Instructions for the task:
For the listing below, give the count of lines containing the string "xlabel" and nothing else.

━━━ Material for the task

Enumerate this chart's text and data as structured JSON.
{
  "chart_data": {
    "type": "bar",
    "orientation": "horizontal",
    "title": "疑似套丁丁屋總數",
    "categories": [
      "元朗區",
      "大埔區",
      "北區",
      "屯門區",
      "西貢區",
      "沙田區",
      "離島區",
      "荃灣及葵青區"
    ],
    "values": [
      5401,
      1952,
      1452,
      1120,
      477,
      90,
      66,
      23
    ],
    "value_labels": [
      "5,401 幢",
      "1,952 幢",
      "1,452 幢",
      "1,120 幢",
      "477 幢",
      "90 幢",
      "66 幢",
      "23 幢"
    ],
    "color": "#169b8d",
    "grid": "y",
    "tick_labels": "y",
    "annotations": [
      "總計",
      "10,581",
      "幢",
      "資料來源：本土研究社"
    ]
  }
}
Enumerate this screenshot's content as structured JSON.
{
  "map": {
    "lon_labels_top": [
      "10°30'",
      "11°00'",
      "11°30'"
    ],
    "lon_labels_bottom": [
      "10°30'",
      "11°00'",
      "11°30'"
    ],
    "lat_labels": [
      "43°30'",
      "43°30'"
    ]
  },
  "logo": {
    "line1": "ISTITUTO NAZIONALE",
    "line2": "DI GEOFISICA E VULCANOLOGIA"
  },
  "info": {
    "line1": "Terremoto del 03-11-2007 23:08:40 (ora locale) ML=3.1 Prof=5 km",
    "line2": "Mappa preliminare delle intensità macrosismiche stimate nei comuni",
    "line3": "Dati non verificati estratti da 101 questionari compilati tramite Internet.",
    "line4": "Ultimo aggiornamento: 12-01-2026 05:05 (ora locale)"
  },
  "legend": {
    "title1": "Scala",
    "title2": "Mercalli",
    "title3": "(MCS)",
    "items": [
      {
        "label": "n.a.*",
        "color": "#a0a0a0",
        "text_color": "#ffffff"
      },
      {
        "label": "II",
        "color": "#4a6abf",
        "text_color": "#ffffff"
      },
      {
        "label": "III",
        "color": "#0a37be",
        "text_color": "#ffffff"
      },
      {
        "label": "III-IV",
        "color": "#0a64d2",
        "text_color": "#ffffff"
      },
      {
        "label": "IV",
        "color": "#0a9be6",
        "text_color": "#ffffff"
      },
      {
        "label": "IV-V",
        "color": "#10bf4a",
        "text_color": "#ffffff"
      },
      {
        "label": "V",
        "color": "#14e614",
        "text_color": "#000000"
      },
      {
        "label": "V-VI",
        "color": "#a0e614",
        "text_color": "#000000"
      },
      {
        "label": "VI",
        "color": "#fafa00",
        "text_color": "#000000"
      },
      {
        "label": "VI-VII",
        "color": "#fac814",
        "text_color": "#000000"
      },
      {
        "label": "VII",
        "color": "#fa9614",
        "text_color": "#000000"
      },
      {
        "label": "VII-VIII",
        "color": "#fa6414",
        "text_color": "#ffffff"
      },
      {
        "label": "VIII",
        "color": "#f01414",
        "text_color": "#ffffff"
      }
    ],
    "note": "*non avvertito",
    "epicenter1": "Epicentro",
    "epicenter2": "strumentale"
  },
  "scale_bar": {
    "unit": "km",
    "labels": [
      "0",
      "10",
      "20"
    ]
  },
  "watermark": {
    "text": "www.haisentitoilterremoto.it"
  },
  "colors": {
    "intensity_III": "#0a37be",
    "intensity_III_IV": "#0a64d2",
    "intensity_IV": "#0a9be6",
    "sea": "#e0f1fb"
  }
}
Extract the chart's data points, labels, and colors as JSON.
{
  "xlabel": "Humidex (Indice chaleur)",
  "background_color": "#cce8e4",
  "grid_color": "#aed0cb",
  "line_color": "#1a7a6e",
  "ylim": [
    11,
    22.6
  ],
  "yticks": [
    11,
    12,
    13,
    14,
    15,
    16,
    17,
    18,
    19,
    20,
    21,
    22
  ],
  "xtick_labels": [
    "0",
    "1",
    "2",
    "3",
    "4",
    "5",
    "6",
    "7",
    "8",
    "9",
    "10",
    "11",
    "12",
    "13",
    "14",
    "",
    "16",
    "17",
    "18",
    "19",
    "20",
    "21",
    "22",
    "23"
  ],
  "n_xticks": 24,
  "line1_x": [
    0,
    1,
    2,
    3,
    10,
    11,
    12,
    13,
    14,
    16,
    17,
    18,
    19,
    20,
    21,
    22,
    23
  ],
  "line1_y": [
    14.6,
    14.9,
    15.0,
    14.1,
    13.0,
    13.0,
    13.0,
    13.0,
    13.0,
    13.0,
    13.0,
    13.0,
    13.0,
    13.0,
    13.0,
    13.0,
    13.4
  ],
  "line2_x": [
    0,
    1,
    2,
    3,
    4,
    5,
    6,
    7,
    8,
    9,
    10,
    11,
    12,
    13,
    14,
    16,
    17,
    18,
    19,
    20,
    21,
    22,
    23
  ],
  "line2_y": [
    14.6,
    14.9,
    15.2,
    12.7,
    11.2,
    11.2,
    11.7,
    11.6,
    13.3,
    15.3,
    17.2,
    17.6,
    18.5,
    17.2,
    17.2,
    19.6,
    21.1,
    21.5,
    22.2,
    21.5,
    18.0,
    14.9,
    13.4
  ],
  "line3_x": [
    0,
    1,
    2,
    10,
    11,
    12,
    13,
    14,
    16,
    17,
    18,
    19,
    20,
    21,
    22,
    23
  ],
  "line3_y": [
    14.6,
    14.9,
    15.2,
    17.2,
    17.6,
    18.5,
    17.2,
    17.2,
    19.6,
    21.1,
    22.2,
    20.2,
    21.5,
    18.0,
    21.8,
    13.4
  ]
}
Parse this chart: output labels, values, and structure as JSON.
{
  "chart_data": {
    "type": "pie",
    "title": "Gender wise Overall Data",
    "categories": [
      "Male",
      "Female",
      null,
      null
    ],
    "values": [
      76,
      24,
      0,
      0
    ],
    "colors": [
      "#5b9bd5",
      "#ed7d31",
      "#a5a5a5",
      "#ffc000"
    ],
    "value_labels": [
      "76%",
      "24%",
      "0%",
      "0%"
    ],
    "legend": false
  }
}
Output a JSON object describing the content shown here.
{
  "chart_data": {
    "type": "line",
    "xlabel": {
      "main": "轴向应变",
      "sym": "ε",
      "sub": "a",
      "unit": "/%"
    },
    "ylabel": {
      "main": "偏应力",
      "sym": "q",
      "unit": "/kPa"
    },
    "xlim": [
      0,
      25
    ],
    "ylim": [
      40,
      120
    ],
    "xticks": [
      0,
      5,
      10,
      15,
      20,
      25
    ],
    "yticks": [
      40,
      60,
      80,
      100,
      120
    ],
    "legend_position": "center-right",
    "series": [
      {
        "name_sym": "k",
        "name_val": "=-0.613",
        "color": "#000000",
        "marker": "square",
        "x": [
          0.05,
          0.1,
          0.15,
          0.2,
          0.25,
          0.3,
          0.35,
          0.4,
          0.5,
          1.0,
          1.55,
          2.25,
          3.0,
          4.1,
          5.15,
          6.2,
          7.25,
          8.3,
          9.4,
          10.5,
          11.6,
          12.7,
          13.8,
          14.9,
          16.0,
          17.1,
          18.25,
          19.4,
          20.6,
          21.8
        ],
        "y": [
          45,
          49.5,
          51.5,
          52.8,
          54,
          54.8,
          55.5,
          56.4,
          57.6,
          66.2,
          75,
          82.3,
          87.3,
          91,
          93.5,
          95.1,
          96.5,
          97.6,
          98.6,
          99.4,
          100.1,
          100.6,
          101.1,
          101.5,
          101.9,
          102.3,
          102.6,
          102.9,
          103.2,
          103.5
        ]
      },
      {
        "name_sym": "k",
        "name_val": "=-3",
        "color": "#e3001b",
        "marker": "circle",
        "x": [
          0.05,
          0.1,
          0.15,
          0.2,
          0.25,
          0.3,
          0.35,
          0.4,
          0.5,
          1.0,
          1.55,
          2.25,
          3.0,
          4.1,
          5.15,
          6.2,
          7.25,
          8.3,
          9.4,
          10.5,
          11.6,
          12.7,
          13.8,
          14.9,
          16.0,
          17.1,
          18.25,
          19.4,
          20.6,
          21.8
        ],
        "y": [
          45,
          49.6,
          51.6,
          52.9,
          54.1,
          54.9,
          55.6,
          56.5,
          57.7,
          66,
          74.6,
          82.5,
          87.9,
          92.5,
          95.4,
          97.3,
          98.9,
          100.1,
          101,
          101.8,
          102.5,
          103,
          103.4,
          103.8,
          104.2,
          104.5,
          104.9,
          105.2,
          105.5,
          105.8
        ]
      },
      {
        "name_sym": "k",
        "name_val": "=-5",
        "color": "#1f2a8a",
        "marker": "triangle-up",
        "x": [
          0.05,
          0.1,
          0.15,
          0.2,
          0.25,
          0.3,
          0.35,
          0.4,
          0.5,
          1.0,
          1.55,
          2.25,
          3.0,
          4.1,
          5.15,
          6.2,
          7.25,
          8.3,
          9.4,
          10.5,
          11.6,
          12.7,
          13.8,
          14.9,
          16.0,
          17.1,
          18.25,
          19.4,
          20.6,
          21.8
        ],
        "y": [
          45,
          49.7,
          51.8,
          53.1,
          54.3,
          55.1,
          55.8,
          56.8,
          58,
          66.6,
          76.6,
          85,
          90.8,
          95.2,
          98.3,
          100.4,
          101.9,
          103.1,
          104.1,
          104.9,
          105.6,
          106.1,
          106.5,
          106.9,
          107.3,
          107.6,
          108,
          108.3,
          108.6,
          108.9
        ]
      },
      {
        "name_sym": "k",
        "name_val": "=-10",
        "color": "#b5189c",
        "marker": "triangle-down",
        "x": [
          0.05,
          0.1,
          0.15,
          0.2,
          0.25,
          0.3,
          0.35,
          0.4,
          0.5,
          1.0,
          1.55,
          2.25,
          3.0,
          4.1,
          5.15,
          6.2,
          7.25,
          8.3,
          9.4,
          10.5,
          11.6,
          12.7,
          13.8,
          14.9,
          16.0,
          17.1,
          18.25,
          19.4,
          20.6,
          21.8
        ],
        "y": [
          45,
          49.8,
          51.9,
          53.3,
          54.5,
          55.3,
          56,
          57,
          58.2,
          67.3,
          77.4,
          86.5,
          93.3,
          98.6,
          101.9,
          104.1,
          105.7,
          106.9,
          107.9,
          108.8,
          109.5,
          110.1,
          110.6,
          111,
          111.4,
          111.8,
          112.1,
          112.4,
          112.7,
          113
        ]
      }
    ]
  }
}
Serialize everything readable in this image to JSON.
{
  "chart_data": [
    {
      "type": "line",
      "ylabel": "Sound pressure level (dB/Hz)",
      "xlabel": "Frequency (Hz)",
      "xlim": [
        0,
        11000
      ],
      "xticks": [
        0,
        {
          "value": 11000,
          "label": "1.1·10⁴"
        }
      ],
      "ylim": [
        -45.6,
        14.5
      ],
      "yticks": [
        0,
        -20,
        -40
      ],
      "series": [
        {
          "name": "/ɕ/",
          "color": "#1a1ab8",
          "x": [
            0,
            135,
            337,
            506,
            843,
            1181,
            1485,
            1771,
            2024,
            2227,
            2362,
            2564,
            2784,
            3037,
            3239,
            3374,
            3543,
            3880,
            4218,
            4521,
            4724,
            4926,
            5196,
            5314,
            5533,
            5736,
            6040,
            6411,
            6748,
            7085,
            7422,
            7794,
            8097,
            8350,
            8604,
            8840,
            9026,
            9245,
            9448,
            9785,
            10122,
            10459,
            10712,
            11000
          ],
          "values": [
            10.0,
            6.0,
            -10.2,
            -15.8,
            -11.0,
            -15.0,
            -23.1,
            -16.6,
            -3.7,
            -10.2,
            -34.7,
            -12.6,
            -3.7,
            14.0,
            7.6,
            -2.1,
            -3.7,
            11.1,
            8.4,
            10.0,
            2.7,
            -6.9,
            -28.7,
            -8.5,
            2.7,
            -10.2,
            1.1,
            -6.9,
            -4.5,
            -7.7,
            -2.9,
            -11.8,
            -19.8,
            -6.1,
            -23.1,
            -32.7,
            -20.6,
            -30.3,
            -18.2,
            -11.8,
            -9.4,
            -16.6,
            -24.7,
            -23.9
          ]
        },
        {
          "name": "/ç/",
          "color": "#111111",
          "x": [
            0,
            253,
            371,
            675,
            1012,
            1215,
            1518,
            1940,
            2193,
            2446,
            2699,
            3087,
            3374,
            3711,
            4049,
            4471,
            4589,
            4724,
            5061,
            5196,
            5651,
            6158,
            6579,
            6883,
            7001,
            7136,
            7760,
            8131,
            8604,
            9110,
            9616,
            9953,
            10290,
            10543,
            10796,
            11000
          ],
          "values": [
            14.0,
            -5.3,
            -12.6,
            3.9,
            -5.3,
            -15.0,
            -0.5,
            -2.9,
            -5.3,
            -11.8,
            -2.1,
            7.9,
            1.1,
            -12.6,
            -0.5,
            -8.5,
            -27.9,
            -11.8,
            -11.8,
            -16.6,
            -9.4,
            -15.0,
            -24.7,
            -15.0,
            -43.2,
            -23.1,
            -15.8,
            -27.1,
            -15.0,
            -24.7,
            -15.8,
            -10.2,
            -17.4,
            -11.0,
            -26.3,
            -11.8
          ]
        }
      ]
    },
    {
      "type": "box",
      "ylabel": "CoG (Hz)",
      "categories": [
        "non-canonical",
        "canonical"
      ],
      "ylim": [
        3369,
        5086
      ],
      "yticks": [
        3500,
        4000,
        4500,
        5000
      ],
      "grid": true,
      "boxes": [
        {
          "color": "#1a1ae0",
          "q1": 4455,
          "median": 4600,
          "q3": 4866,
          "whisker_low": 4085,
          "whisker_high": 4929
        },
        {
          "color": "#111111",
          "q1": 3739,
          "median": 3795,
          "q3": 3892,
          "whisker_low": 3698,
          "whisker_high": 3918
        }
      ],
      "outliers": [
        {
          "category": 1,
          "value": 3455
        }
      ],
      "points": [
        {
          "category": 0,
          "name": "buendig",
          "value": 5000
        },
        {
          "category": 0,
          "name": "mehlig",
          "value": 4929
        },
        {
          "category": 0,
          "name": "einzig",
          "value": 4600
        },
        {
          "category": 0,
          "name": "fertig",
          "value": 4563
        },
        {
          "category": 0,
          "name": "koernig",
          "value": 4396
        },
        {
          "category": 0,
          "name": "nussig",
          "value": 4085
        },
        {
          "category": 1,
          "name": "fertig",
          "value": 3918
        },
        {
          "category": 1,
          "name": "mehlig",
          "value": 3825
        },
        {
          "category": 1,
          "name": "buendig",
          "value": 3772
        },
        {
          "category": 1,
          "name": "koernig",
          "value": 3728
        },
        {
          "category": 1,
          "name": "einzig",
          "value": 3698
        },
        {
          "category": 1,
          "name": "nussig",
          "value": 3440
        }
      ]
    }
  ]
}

━━━━━━

Exercise output:
3